#### Input material ####

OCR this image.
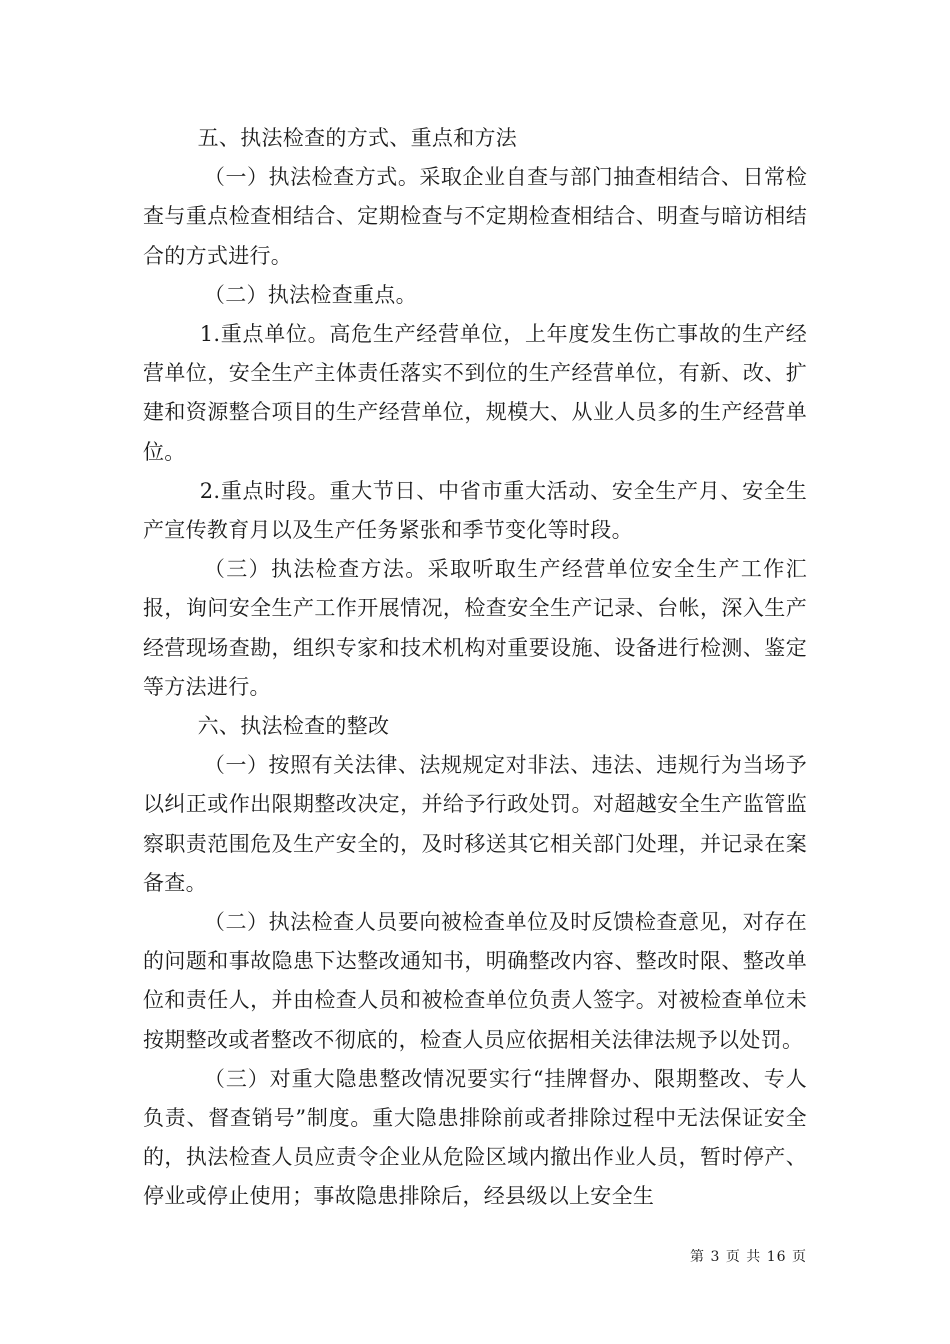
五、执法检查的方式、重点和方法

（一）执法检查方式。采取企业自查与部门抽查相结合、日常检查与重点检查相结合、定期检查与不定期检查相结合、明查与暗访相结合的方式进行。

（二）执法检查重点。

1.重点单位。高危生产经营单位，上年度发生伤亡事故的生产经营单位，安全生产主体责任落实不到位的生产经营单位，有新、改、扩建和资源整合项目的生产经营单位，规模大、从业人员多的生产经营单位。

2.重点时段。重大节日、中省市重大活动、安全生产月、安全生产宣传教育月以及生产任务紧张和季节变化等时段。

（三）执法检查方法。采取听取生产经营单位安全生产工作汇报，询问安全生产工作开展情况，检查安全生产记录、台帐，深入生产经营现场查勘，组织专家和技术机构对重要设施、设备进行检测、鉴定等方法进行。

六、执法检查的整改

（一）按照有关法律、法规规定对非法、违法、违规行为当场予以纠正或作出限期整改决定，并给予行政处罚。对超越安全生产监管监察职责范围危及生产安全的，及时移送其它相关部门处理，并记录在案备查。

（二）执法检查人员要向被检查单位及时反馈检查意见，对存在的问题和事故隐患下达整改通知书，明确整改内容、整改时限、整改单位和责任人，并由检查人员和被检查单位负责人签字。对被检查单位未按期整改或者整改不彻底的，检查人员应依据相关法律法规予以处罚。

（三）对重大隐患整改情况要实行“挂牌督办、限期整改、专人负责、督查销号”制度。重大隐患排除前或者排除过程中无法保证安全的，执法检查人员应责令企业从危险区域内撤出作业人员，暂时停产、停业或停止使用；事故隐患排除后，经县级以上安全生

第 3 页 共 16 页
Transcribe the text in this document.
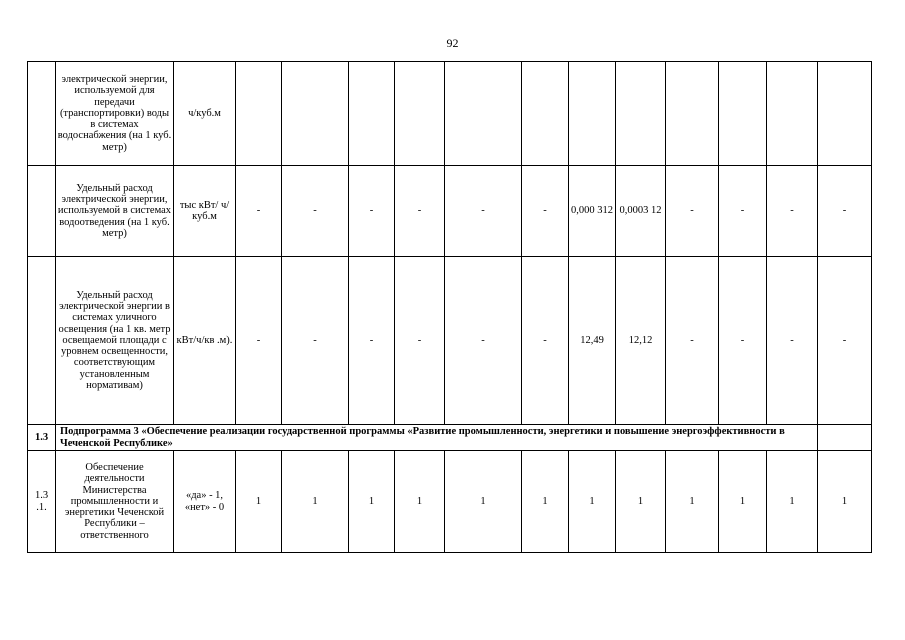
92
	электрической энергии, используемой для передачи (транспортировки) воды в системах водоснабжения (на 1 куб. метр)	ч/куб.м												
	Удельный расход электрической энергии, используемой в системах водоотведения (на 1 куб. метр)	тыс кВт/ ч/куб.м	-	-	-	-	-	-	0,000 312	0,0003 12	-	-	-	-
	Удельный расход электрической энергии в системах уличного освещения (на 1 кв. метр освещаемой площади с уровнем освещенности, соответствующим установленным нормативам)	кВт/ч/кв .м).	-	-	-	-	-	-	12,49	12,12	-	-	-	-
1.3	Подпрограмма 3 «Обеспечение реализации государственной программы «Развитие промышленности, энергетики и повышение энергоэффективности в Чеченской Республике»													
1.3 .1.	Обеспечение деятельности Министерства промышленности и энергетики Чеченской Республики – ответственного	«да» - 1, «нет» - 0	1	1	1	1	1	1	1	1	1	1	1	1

####

### Task objective
Write out every record above exactly as it stands, but leave out the pictures.

### Finished task
OCR this image.
五、执法检查的方式、重点和方法

（一）执法检查方式。采取企业自查与部门抽查相结合、日常检查与重点检查相结合、定期检查与不定期检查相结合、明查与暗访相结合的方式进行。

（二）执法检查重点。

1.重点单位。高危生产经营单位，上年度发生伤亡事故的生产经营单位，安全生产主体责任落实不到位的生产经营单位，有新、改、扩建和资源整合项目的生产经营单位，规模大、从业人员多的生产经营单位。

2.重点时段。重大节日、中省市重大活动、安全生产月、安全生产宣传教育月以及生产任务紧张和季节变化等时段。

（三）执法检查方法。采取听取生产经营单位安全生产工作汇报，询问安全生产工作开展情况，检查安全生产记录、台帐，深入生产经营现场查勘，组织专家和技术机构对重要设施、设备进行检测、鉴定等方法进行。

六、执法检查的整改

（一）按照有关法律、法规规定对非法、违法、违规行为当场予以纠正或作出限期整改决定，并给予行政处罚。对超越安全生产监管监察职责范围危及生产安全的，及时移送其它相关部门处理，并记录在案备查。

（二）执法检查人员要向被检查单位及时反馈检查意见，对存在的问题和事故隐患下达整改通知书，明确整改内容、整改时限、整改单位和责任人，并由检查人员和被检查单位负责人签字。对被检查单位未按期整改或者整改不彻底的，检查人员应依据相关法律法规予以处罚。

（三）对重大隐患整改情况要实行“挂牌督办、限期整改、专人负责、督查销号”制度。重大隐患排除前或者排除过程中无法保证安全的，执法检查人员应责令企业从危险区域内撤出作业人员，暂时停产、停业或停止使用；事故隐患排除后，经县级以上安全生

第 3 页 共 16 页
Transcribe the text in this document.
92
	электрической энергии, используемой для передачи (транспортировки) воды в системах водоснабжения (на 1 куб. метр)	ч/куб.м												
	Удельный расход электрической энергии, используемой в системах водоотведения (на 1 куб. метр)	тыс кВт/ ч/куб.м	-	-	-	-	-	-	0,000 312	0,0003 12	-	-	-	-
	Удельный расход электрической энергии в системах уличного освещения (на 1 кв. метр освещаемой площади с уровнем освещенности, соответствующим установленным нормативам)	кВт/ч/кв .м).	-	-	-	-	-	-	12,49	12,12	-	-	-	-
1.3	Подпрограмма 3 «Обеспечение реализации государственной программы «Развитие промышленности, энергетики и повышение энергоэффективности в Чеченской Республике»													
1.3 .1.	Обеспечение деятельности Министерства промышленности и энергетики Чеченской Республики – ответственного	«да» - 1, «нет» - 0	1	1	1	1	1	1	1	1	1	1	1	1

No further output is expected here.